:: Short problem ::
Return nothing but the lines from the line with "Enumerate this screenshot's" through the last line of the entries that follow, copied exactly and free of pictures.
-- begin Records shown --
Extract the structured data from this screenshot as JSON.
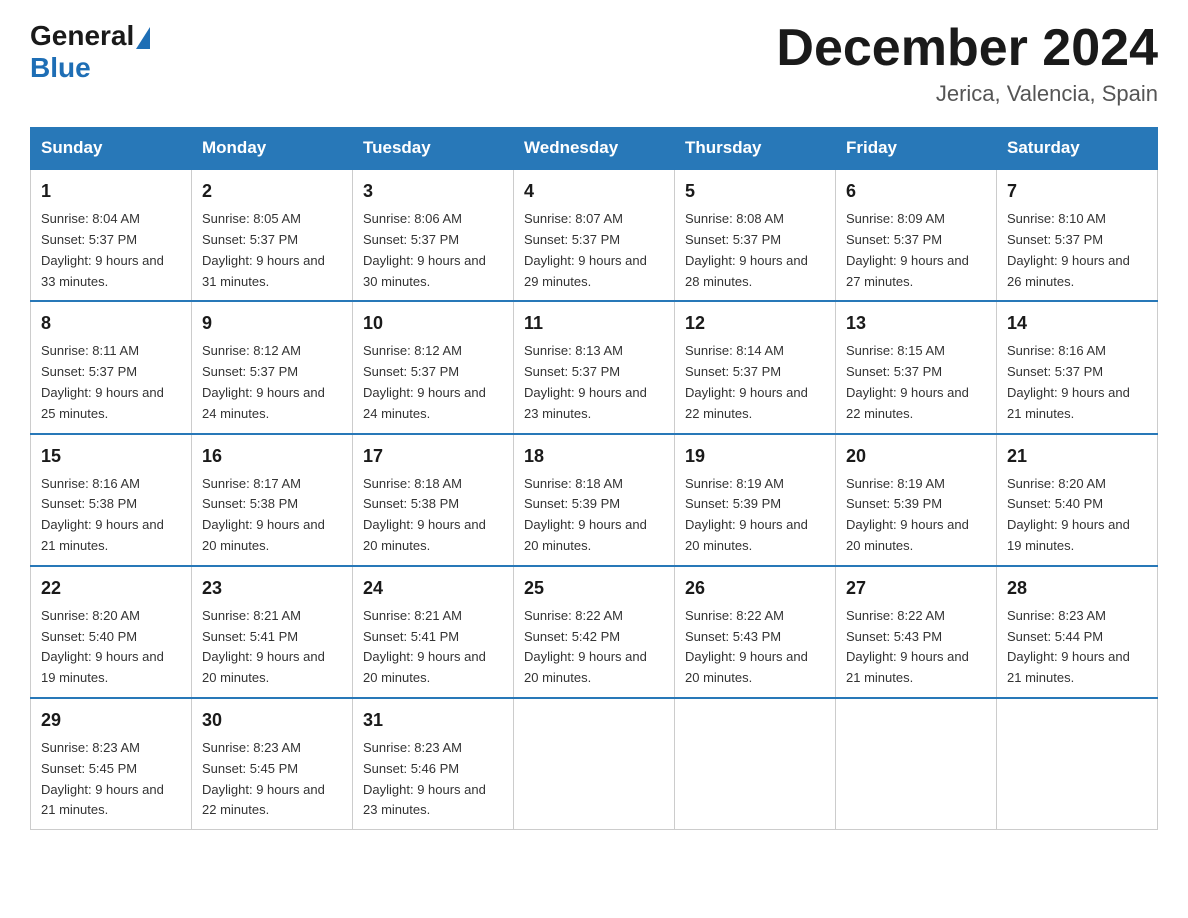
{
  "header": {
    "logo": {
      "general": "General",
      "blue": "Blue"
    },
    "title": "December 2024",
    "location": "Jerica, Valencia, Spain"
  },
  "days_of_week": [
    "Sunday",
    "Monday",
    "Tuesday",
    "Wednesday",
    "Thursday",
    "Friday",
    "Saturday"
  ],
  "weeks": [
    [
      {
        "day": "1",
        "sunrise": "8:04 AM",
        "sunset": "5:37 PM",
        "daylight": "9 hours and 33 minutes."
      },
      {
        "day": "2",
        "sunrise": "8:05 AM",
        "sunset": "5:37 PM",
        "daylight": "9 hours and 31 minutes."
      },
      {
        "day": "3",
        "sunrise": "8:06 AM",
        "sunset": "5:37 PM",
        "daylight": "9 hours and 30 minutes."
      },
      {
        "day": "4",
        "sunrise": "8:07 AM",
        "sunset": "5:37 PM",
        "daylight": "9 hours and 29 minutes."
      },
      {
        "day": "5",
        "sunrise": "8:08 AM",
        "sunset": "5:37 PM",
        "daylight": "9 hours and 28 minutes."
      },
      {
        "day": "6",
        "sunrise": "8:09 AM",
        "sunset": "5:37 PM",
        "daylight": "9 hours and 27 minutes."
      },
      {
        "day": "7",
        "sunrise": "8:10 AM",
        "sunset": "5:37 PM",
        "daylight": "9 hours and 26 minutes."
      }
    ],
    [
      {
        "day": "8",
        "sunrise": "8:11 AM",
        "sunset": "5:37 PM",
        "daylight": "9 hours and 25 minutes."
      },
      {
        "day": "9",
        "sunrise": "8:12 AM",
        "sunset": "5:37 PM",
        "daylight": "9 hours and 24 minutes."
      },
      {
        "day": "10",
        "sunrise": "8:12 AM",
        "sunset": "5:37 PM",
        "daylight": "9 hours and 24 minutes."
      },
      {
        "day": "11",
        "sunrise": "8:13 AM",
        "sunset": "5:37 PM",
        "daylight": "9 hours and 23 minutes."
      },
      {
        "day": "12",
        "sunrise": "8:14 AM",
        "sunset": "5:37 PM",
        "daylight": "9 hours and 22 minutes."
      },
      {
        "day": "13",
        "sunrise": "8:15 AM",
        "sunset": "5:37 PM",
        "daylight": "9 hours and 22 minutes."
      },
      {
        "day": "14",
        "sunrise": "8:16 AM",
        "sunset": "5:37 PM",
        "daylight": "9 hours and 21 minutes."
      }
    ],
    [
      {
        "day": "15",
        "sunrise": "8:16 AM",
        "sunset": "5:38 PM",
        "daylight": "9 hours and 21 minutes."
      },
      {
        "day": "16",
        "sunrise": "8:17 AM",
        "sunset": "5:38 PM",
        "daylight": "9 hours and 20 minutes."
      },
      {
        "day": "17",
        "sunrise": "8:18 AM",
        "sunset": "5:38 PM",
        "daylight": "9 hours and 20 minutes."
      },
      {
        "day": "18",
        "sunrise": "8:18 AM",
        "sunset": "5:39 PM",
        "daylight": "9 hours and 20 minutes."
      },
      {
        "day": "19",
        "sunrise": "8:19 AM",
        "sunset": "5:39 PM",
        "daylight": "9 hours and 20 minutes."
      },
      {
        "day": "20",
        "sunrise": "8:19 AM",
        "sunset": "5:39 PM",
        "daylight": "9 hours and 20 minutes."
      },
      {
        "day": "21",
        "sunrise": "8:20 AM",
        "sunset": "5:40 PM",
        "daylight": "9 hours and 19 minutes."
      }
    ],
    [
      {
        "day": "22",
        "sunrise": "8:20 AM",
        "sunset": "5:40 PM",
        "daylight": "9 hours and 19 minutes."
      },
      {
        "day": "23",
        "sunrise": "8:21 AM",
        "sunset": "5:41 PM",
        "daylight": "9 hours and 20 minutes."
      },
      {
        "day": "24",
        "sunrise": "8:21 AM",
        "sunset": "5:41 PM",
        "daylight": "9 hours and 20 minutes."
      },
      {
        "day": "25",
        "sunrise": "8:22 AM",
        "sunset": "5:42 PM",
        "daylight": "9 hours and 20 minutes."
      },
      {
        "day": "26",
        "sunrise": "8:22 AM",
        "sunset": "5:43 PM",
        "daylight": "9 hours and 20 minutes."
      },
      {
        "day": "27",
        "sunrise": "8:22 AM",
        "sunset": "5:43 PM",
        "daylight": "9 hours and 21 minutes."
      },
      {
        "day": "28",
        "sunrise": "8:23 AM",
        "sunset": "5:44 PM",
        "daylight": "9 hours and 21 minutes."
      }
    ],
    [
      {
        "day": "29",
        "sunrise": "8:23 AM",
        "sunset": "5:45 PM",
        "daylight": "9 hours and 21 minutes."
      },
      {
        "day": "30",
        "sunrise": "8:23 AM",
        "sunset": "5:45 PM",
        "daylight": "9 hours and 22 minutes."
      },
      {
        "day": "31",
        "sunrise": "8:23 AM",
        "sunset": "5:46 PM",
        "daylight": "9 hours and 23 minutes."
      },
      null,
      null,
      null,
      null
    ]
  ]
}
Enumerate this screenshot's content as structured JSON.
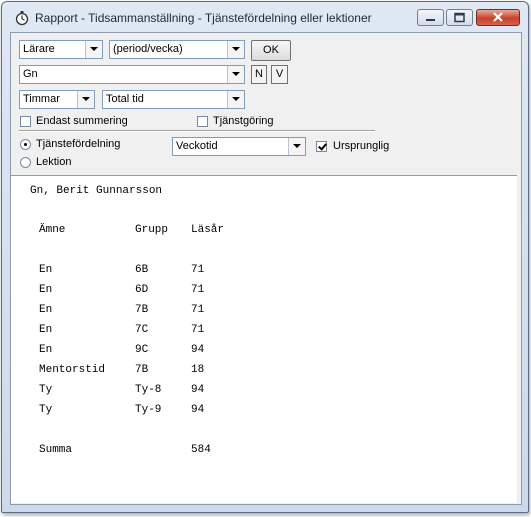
{
  "window": {
    "title": "Rapport - Tidsammanställning - Tjänstefördelning eller lektioner"
  },
  "controls": {
    "type_select": "Lärare",
    "period_select": "(period/vecka)",
    "ok_label": "OK",
    "entity_input": "Gn",
    "n_label": "N",
    "v_label": "V",
    "unit_select": "Timmar",
    "time_select": "Total tid",
    "summary_only_label": "Endast summering",
    "service_label": "Tjänstgöring",
    "radio_distribution_label": "Tjänstefördelning",
    "radio_lesson_label": "Lektion",
    "weektime_select": "Veckotid",
    "original_label": "Ursprunglig"
  },
  "report": {
    "header": "Gn, Berit Gunnarsson",
    "columns": [
      "Ämne",
      "Grupp",
      "Läsår"
    ],
    "rows": [
      [
        "En",
        "6B",
        "71"
      ],
      [
        "En",
        "6D",
        "71"
      ],
      [
        "En",
        "7B",
        "71"
      ],
      [
        "En",
        "7C",
        "71"
      ],
      [
        "En",
        "9C",
        "94"
      ],
      [
        "Mentorstid",
        "7B",
        "18"
      ],
      [
        "Ty",
        "Ty-8",
        "94"
      ],
      [
        "Ty",
        "Ty-9",
        "94"
      ]
    ],
    "sum_label": "Summa",
    "sum_value": "584"
  }
}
-- end Records shown --
:: Answer to this exercise ::
Enumerate this screenshot's content as structured JSON.
{
  "window": {
    "title": "Rapport - Tidsammanställning - Tjänstefördelning eller lektioner"
  },
  "controls": {
    "type_select": "Lärare",
    "period_select": "(period/vecka)",
    "ok_label": "OK",
    "entity_input": "Gn",
    "n_label": "N",
    "v_label": "V",
    "unit_select": "Timmar",
    "time_select": "Total tid",
    "summary_only_label": "Endast summering",
    "service_label": "Tjänstgöring",
    "radio_distribution_label": "Tjänstefördelning",
    "radio_lesson_label": "Lektion",
    "weektime_select": "Veckotid",
    "original_label": "Ursprunglig"
  },
  "report": {
    "header": "Gn, Berit Gunnarsson",
    "columns": [
      "Ämne",
      "Grupp",
      "Läsår"
    ],
    "rows": [
      [
        "En",
        "6B",
        "71"
      ],
      [
        "En",
        "6D",
        "71"
      ],
      [
        "En",
        "7B",
        "71"
      ],
      [
        "En",
        "7C",
        "71"
      ],
      [
        "En",
        "9C",
        "94"
      ],
      [
        "Mentorstid",
        "7B",
        "18"
      ],
      [
        "Ty",
        "Ty-8",
        "94"
      ],
      [
        "Ty",
        "Ty-9",
        "94"
      ]
    ],
    "sum_label": "Summa",
    "sum_value": "584"
  }
}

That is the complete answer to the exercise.